Dataset listings of figures:
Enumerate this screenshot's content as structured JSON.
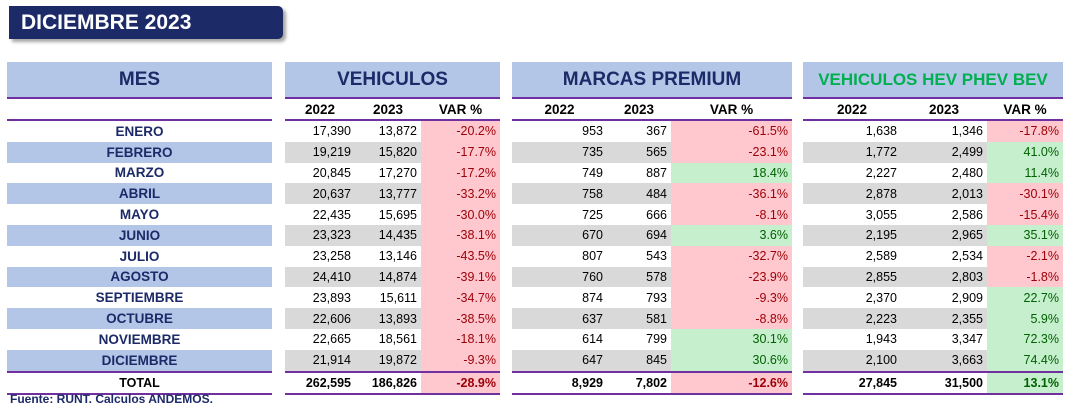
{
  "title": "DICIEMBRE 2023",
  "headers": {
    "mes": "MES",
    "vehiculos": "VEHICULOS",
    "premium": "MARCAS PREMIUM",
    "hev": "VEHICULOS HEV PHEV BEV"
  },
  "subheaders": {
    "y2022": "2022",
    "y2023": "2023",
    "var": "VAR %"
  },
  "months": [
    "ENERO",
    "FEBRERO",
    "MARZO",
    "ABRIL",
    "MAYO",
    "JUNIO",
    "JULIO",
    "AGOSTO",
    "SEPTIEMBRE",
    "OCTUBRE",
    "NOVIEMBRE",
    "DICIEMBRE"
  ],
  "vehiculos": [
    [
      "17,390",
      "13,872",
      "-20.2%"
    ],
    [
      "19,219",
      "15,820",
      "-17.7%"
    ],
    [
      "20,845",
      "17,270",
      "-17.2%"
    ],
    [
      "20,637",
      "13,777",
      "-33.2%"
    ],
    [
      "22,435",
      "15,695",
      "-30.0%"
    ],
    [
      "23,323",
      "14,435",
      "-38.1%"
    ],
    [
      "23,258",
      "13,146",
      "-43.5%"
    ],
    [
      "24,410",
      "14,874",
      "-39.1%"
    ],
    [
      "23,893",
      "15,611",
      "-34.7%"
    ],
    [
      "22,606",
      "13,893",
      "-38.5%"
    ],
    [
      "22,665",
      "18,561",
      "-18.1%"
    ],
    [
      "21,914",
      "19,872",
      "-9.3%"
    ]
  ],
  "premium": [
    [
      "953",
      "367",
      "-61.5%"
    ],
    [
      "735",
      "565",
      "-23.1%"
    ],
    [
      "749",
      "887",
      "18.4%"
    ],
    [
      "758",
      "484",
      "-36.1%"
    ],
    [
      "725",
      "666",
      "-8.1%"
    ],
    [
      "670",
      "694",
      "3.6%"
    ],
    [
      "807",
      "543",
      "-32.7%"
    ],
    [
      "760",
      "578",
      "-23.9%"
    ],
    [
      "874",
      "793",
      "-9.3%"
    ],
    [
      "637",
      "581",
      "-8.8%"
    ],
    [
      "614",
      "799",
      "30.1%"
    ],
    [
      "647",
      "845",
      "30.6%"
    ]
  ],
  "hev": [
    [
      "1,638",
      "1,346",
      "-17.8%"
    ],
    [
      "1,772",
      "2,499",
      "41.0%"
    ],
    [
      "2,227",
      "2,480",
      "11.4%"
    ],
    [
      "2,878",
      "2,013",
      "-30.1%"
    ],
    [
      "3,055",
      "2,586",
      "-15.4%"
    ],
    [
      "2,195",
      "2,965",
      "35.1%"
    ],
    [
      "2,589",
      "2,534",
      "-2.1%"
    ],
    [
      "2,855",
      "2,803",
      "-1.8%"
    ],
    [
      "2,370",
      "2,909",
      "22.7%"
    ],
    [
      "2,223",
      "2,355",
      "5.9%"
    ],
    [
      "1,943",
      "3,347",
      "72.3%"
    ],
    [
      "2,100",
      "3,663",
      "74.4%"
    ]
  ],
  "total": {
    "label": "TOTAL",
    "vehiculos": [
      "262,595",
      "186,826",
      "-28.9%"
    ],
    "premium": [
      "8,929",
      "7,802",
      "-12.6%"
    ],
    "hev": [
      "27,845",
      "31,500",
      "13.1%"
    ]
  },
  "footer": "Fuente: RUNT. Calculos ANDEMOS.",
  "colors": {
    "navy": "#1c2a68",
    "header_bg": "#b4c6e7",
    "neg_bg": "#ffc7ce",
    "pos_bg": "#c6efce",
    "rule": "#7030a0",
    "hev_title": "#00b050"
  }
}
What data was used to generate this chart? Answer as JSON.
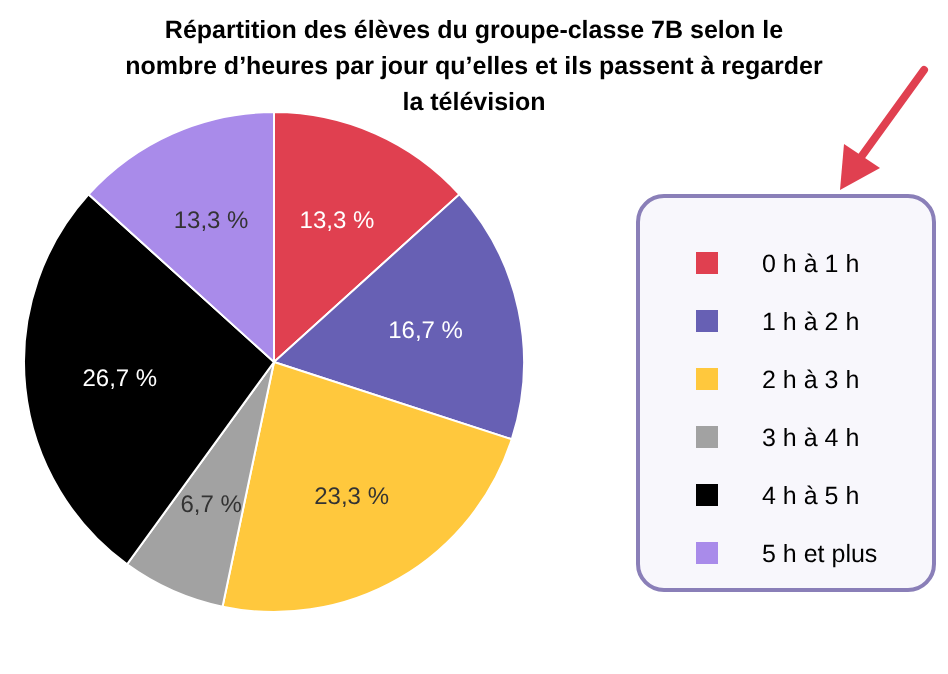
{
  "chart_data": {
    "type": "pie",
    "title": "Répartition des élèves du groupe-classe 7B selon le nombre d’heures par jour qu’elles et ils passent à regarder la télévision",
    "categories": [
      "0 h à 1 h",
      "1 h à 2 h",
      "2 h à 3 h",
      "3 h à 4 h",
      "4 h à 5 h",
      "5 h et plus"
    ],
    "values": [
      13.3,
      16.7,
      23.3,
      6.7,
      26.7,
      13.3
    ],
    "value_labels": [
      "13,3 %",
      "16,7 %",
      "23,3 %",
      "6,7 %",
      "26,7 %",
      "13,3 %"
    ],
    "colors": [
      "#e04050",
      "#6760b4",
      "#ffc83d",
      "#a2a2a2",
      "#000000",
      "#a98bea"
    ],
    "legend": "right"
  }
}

| What is expected |
Please retype, exactly and with the pictures left out, the lines from the line containing "What data was" through the last line of the records above.

| Correct answer |
What data was used to generate this chart? Answer as JSON.
{
  "chart_data": {
    "type": "pie",
    "title": "Répartition des élèves du groupe-classe 7B selon le nombre d’heures par jour qu’elles et ils passent à regarder la télévision",
    "categories": [
      "0 h à 1 h",
      "1 h à 2 h",
      "2 h à 3 h",
      "3 h à 4 h",
      "4 h à 5 h",
      "5 h et plus"
    ],
    "values": [
      13.3,
      16.7,
      23.3,
      6.7,
      26.7,
      13.3
    ],
    "value_labels": [
      "13,3 %",
      "16,7 %",
      "23,3 %",
      "6,7 %",
      "26,7 %",
      "13,3 %"
    ],
    "colors": [
      "#e04050",
      "#6760b4",
      "#ffc83d",
      "#a2a2a2",
      "#000000",
      "#a98bea"
    ],
    "legend": "right"
  }
}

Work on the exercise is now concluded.